_Stated goal:_
Please write out the complete listing that follows, exactly as it reads.

_Items:_

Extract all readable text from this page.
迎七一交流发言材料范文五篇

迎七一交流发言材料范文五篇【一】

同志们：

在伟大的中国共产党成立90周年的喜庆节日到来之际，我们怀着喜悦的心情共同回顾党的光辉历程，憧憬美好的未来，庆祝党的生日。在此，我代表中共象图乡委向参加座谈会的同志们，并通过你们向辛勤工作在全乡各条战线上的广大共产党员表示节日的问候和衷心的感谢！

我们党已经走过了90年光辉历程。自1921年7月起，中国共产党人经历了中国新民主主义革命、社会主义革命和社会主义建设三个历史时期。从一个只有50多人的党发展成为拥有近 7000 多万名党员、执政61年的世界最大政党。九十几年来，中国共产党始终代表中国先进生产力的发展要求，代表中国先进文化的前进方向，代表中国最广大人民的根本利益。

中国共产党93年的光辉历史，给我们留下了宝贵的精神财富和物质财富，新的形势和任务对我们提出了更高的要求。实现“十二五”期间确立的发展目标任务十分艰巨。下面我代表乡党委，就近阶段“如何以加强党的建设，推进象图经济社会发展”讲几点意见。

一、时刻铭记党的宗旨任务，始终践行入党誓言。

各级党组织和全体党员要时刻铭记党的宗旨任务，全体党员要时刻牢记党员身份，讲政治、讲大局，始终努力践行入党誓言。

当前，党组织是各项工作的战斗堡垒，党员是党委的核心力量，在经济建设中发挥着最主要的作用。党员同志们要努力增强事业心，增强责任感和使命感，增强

_The solution:_
Extract all readable text from this page.
迎七一交流发言材料范文五篇

迎七一交流发言材料范文五篇【一】

同志们：

在伟大的中国共产党成立90周年的喜庆节日到来之际，我们怀着喜悦的心情共同回顾党的光辉历程，憧憬美好的未来，庆祝党的生日。在此，我代表中共象图乡委向参加座谈会的同志们，并通过你们向辛勤工作在全乡各条战线上的广大共产党员表示节日的问候和衷心的感谢！

我们党已经走过了90年光辉历程。自1921年7月起，中国共产党人经历了中国新民主主义革命、社会主义革命和社会主义建设三个历史时期。从一个只有50多人的党发展成为拥有近 7000 多万名党员、执政61年的世界最大政党。九十几年来，中国共产党始终代表中国先进生产力的发展要求，代表中国先进文化的前进方向，代表中国最广大人民的根本利益。

中国共产党93年的光辉历史，给我们留下了宝贵的精神财富和物质财富，新的形势和任务对我们提出了更高的要求。实现“十二五”期间确立的发展目标任务十分艰巨。下面我代表乡党委，就近阶段“如何以加强党的建设，推进象图经济社会发展”讲几点意见。

一、时刻铭记党的宗旨任务，始终践行入党誓言。

各级党组织和全体党员要时刻铭记党的宗旨任务，全体党员要时刻牢记党员身份，讲政治、讲大局，始终努力践行入党誓言。

当前，党组织是各项工作的战斗堡垒，党员是党委的核心力量，在经济建设中发挥着最主要的作用。党员同志们要努力增强事业心，增强责任感和使命感，增强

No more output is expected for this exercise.